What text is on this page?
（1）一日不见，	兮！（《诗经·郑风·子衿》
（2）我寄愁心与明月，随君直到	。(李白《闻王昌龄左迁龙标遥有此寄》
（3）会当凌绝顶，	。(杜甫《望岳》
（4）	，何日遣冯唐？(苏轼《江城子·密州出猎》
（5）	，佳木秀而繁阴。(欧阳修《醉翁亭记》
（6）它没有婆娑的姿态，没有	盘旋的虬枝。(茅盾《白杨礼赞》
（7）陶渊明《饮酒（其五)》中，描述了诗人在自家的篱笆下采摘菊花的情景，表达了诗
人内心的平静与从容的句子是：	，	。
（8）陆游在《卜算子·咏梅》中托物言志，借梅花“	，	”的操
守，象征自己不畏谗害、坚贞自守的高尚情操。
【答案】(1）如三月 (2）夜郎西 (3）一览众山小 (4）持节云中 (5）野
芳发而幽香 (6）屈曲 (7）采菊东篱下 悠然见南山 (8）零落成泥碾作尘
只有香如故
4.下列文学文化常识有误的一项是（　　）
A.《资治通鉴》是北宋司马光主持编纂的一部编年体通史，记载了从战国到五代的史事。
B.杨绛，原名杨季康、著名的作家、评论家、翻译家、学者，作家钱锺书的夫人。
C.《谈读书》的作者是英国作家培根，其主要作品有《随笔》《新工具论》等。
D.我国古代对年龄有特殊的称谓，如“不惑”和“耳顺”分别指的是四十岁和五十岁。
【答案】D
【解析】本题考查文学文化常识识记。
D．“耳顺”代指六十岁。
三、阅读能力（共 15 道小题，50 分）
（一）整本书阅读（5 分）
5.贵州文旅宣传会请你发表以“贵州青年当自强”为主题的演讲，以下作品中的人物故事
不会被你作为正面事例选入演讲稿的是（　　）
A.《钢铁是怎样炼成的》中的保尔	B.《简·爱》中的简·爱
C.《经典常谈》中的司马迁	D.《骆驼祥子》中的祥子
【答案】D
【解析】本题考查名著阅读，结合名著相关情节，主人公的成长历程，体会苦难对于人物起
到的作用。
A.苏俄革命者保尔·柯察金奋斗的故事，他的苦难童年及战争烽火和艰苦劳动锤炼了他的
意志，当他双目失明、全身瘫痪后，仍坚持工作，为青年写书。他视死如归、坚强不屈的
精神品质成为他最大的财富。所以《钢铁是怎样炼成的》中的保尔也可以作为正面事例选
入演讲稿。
::::
§ **Required work**
Give the entries again in full, exactly as they are written.

§ **Exercise output**
What text is on this page?
（1）一日不见，	兮！（《诗经·郑风·子衿》
（2）我寄愁心与明月，随君直到	。(李白《闻王昌龄左迁龙标遥有此寄》
（3）会当凌绝顶，	。(杜甫《望岳》
（4）	，何日遣冯唐？(苏轼《江城子·密州出猎》
（5）	，佳木秀而繁阴。(欧阳修《醉翁亭记》
（6）它没有婆娑的姿态，没有	盘旋的虬枝。(茅盾《白杨礼赞》
（7）陶渊明《饮酒（其五)》中，描述了诗人在自家的篱笆下采摘菊花的情景，表达了诗
人内心的平静与从容的句子是：	，	。
（8）陆游在《卜算子·咏梅》中托物言志，借梅花“	，	”的操
守，象征自己不畏谗害、坚贞自守的高尚情操。
【答案】(1）如三月 (2）夜郎西 (3）一览众山小 (4）持节云中 (5）野
芳发而幽香 (6）屈曲 (7）采菊东篱下 悠然见南山 (8）零落成泥碾作尘
只有香如故
4.下列文学文化常识有误的一项是（　　）
A.《资治通鉴》是北宋司马光主持编纂的一部编年体通史，记载了从战国到五代的史事。
B.杨绛，原名杨季康、著名的作家、评论家、翻译家、学者，作家钱锺书的夫人。
C.《谈读书》的作者是英国作家培根，其主要作品有《随笔》《新工具论》等。
D.我国古代对年龄有特殊的称谓，如“不惑”和“耳顺”分别指的是四十岁和五十岁。
【答案】D
【解析】本题考查文学文化常识识记。
D．“耳顺”代指六十岁。
三、阅读能力（共 15 道小题，50 分）
（一）整本书阅读（5 分）
5.贵州文旅宣传会请你发表以“贵州青年当自强”为主题的演讲，以下作品中的人物故事
不会被你作为正面事例选入演讲稿的是（　　）
A.《钢铁是怎样炼成的》中的保尔	B.《简·爱》中的简·爱
C.《经典常谈》中的司马迁	D.《骆驼祥子》中的祥子
【答案】D
【解析】本题考查名著阅读，结合名著相关情节，主人公的成长历程，体会苦难对于人物起
到的作用。
A.苏俄革命者保尔·柯察金奋斗的故事，他的苦难童年及战争烽火和艰苦劳动锤炼了他的
意志，当他双目失明、全身瘫痪后，仍坚持工作，为青年写书。他视死如归、坚强不屈的
精神品质成为他最大的财富。所以《钢铁是怎样炼成的》中的保尔也可以作为正面事例选
入演讲稿。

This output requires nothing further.